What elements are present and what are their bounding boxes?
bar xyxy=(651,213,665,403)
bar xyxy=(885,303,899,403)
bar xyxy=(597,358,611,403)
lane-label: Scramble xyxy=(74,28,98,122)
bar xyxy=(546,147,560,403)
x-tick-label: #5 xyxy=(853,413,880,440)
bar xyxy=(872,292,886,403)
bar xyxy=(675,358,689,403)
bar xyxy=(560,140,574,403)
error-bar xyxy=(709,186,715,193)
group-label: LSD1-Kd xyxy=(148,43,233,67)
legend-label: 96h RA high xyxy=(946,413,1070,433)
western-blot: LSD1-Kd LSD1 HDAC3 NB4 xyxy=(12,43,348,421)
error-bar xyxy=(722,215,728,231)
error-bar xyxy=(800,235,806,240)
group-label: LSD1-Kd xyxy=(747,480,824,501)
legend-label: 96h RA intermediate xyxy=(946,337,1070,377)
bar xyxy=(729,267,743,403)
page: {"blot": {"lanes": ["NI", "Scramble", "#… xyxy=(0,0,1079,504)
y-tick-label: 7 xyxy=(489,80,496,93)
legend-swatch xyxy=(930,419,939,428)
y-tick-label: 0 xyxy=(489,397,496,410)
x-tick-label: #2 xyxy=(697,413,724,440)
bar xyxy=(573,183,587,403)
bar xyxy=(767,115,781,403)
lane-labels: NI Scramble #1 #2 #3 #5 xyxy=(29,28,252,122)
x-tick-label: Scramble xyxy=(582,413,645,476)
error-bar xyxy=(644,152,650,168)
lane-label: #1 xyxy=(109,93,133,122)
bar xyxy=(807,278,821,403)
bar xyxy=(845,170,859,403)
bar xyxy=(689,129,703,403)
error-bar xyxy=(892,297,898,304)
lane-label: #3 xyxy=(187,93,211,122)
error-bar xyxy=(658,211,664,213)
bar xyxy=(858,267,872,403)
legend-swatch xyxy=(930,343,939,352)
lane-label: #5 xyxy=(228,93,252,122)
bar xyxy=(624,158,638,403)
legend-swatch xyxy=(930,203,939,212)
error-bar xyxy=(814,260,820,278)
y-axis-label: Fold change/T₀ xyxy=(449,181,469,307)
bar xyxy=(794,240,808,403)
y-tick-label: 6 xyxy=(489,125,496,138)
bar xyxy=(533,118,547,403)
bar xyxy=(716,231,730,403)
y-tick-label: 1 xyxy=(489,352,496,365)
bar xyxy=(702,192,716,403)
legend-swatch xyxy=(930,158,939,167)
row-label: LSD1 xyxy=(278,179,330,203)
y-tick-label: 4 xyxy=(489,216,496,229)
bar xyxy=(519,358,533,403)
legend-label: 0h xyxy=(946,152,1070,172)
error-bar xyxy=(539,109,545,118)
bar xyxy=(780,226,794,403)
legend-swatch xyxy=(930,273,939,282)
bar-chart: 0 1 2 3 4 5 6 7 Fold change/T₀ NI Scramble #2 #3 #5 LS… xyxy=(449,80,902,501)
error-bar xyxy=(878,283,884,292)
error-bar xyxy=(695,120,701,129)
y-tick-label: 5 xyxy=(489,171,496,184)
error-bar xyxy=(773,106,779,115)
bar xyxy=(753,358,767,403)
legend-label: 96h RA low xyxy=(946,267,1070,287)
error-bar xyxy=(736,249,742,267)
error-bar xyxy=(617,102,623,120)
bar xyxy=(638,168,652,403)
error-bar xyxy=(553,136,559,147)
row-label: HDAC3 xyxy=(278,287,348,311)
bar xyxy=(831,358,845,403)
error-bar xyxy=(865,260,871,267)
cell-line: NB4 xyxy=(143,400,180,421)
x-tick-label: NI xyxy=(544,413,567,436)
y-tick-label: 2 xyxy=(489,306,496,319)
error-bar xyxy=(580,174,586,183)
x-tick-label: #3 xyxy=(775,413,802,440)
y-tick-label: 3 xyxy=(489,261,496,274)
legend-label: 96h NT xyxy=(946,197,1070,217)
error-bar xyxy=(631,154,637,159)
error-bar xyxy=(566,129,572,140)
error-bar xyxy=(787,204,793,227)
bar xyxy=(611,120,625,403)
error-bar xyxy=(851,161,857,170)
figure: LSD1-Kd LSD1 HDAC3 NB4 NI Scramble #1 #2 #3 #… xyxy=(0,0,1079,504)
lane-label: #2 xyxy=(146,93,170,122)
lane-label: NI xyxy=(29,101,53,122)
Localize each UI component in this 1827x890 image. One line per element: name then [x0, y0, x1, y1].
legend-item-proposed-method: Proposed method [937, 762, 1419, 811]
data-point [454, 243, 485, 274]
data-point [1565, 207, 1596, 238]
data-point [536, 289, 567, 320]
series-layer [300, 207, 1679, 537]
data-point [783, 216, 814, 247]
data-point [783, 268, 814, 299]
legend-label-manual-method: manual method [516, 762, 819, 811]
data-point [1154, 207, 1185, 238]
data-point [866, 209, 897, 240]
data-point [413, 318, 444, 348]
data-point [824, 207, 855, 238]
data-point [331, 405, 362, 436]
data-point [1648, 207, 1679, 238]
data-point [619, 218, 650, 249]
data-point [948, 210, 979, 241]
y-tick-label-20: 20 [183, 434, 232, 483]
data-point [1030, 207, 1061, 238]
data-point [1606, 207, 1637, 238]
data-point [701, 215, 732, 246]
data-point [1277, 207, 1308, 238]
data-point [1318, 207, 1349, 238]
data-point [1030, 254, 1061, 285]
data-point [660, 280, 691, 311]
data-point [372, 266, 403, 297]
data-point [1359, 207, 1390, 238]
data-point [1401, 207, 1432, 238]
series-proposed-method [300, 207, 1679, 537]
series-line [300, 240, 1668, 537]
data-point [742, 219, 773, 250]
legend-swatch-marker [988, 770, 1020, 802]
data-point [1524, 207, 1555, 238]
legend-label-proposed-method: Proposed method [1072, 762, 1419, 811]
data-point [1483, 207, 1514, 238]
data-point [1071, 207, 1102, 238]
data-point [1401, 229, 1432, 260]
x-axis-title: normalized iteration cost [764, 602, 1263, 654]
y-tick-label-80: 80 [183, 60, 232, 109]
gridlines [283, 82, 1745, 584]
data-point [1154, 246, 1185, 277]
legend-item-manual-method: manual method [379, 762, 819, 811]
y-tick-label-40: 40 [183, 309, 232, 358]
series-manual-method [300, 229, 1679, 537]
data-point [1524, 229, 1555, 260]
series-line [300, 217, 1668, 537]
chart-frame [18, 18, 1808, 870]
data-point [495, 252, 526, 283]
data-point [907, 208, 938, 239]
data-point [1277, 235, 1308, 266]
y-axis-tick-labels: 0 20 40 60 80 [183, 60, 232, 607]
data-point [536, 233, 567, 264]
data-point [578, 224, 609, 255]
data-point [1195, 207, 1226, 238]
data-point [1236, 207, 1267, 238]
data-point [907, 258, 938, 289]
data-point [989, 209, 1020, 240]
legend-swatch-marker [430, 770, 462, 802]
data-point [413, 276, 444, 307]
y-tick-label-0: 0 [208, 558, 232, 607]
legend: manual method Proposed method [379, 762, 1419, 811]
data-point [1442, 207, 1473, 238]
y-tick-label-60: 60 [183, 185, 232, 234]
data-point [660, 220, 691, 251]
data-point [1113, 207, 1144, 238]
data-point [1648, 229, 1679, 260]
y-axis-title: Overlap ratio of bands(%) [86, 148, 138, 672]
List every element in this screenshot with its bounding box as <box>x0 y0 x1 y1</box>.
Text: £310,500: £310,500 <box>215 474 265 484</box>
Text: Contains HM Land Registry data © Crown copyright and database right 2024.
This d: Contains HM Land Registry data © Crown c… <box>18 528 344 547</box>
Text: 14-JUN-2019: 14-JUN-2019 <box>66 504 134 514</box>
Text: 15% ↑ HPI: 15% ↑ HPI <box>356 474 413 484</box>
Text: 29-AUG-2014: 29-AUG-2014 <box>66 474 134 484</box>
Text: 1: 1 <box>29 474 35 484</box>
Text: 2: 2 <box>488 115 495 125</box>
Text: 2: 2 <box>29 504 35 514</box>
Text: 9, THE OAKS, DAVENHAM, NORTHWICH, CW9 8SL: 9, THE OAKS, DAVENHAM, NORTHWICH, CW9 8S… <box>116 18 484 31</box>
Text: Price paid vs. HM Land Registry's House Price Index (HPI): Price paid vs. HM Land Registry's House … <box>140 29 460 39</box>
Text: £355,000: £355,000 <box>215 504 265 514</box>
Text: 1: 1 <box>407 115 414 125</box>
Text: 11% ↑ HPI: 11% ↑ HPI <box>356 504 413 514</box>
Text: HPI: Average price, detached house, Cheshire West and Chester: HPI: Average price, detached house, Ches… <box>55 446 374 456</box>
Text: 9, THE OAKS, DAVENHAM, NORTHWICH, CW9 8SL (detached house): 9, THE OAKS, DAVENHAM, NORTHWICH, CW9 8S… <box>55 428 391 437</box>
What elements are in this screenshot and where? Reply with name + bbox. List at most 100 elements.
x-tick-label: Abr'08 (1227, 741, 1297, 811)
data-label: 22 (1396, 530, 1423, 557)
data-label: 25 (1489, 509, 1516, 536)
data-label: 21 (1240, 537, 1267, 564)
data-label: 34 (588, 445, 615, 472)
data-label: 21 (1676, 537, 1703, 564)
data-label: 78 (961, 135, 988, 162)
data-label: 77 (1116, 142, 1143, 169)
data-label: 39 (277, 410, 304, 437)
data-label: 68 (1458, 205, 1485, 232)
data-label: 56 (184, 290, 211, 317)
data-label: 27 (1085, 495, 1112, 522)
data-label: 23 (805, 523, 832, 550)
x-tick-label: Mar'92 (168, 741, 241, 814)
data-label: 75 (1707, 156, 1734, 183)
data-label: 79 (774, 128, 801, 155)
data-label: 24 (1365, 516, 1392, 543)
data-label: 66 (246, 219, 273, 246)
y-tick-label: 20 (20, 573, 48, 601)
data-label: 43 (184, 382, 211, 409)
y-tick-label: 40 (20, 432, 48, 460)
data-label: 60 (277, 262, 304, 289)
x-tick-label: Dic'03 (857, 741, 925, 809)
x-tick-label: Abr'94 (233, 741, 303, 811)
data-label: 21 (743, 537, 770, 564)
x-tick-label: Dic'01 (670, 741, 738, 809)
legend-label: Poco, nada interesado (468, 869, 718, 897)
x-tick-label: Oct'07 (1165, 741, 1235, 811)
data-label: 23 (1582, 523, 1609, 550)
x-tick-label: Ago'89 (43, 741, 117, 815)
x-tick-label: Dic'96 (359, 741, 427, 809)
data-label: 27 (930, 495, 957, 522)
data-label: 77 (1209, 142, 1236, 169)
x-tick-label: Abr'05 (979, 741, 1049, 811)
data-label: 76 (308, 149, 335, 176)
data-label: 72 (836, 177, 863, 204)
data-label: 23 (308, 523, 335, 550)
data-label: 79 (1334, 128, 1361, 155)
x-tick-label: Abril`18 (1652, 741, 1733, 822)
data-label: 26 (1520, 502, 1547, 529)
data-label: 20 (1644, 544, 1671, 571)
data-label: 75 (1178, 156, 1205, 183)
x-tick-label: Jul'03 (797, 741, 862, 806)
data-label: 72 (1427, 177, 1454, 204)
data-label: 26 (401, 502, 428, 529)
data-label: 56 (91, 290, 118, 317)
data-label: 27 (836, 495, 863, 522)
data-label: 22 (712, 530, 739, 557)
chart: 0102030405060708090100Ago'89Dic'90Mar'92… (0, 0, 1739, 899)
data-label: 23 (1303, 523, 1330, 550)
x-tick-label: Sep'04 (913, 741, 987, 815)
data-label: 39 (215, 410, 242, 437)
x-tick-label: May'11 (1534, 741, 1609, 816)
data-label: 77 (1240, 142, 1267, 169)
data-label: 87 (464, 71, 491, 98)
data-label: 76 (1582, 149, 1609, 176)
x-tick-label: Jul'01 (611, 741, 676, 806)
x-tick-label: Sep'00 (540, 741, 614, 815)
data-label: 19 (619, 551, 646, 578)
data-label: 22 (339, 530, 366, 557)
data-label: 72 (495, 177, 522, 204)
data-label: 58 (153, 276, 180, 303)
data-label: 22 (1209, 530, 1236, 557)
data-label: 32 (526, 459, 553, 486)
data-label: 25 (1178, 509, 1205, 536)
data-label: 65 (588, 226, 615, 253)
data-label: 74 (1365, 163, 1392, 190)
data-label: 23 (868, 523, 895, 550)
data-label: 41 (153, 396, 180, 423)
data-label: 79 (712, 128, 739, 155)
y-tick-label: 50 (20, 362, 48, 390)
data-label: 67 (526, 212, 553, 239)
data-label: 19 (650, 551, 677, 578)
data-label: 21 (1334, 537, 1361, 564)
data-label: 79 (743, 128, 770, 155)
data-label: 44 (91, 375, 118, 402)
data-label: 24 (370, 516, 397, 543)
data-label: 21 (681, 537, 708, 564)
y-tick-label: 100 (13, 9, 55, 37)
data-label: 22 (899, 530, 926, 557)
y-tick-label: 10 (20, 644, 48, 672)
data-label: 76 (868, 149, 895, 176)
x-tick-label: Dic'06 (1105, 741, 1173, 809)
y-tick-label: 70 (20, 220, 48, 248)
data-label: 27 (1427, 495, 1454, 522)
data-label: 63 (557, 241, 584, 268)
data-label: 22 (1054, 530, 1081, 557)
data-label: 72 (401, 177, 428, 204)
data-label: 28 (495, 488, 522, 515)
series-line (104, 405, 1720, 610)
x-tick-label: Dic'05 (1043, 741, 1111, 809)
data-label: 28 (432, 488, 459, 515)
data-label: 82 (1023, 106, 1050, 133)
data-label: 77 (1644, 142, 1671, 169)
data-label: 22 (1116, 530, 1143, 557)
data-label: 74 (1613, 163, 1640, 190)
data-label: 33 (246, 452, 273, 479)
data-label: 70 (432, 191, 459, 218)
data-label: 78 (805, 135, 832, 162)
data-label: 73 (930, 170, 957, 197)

- [What is asked] Reproduce the items verbatim, from the very first line up to and including the line that contains "bar xyxy=(807,278,821,403)".

- [Reply]
What elements are present and what are their bounding boxes?
bar xyxy=(651,213,665,403)
bar xyxy=(885,303,899,403)
bar xyxy=(597,358,611,403)
lane-label: Scramble xyxy=(74,28,98,122)
bar xyxy=(546,147,560,403)
x-tick-label: #5 xyxy=(853,413,880,440)
bar xyxy=(872,292,886,403)
bar xyxy=(675,358,689,403)
bar xyxy=(560,140,574,403)
error-bar xyxy=(709,186,715,193)
group-label: LSD1-Kd xyxy=(148,43,233,67)
legend-label: 96h RA high xyxy=(946,413,1070,433)
western-blot: LSD1-Kd LSD1 HDAC3 NB4 xyxy=(12,43,348,421)
error-bar xyxy=(722,215,728,231)
error-bar xyxy=(800,235,806,240)
group-label: LSD1-Kd xyxy=(747,480,824,501)
legend-label: 96h RA intermediate xyxy=(946,337,1070,377)
bar xyxy=(729,267,743,403)
page: {"blot": {"lanes": ["NI", "Scramble", "#… xyxy=(0,0,1079,504)
y-tick-label: 7 xyxy=(489,80,496,93)
legend-swatch xyxy=(930,419,939,428)
y-tick-label: 0 xyxy=(489,397,496,410)
x-tick-label: #2 xyxy=(697,413,724,440)
bar xyxy=(573,183,587,403)
bar xyxy=(767,115,781,403)
lane-labels: NI Scramble #1 #2 #3 #5 xyxy=(29,28,252,122)
x-tick-label: Scramble xyxy=(582,413,645,476)
error-bar xyxy=(644,152,650,168)
lane-label: #1 xyxy=(109,93,133,122)
bar xyxy=(807,278,821,403)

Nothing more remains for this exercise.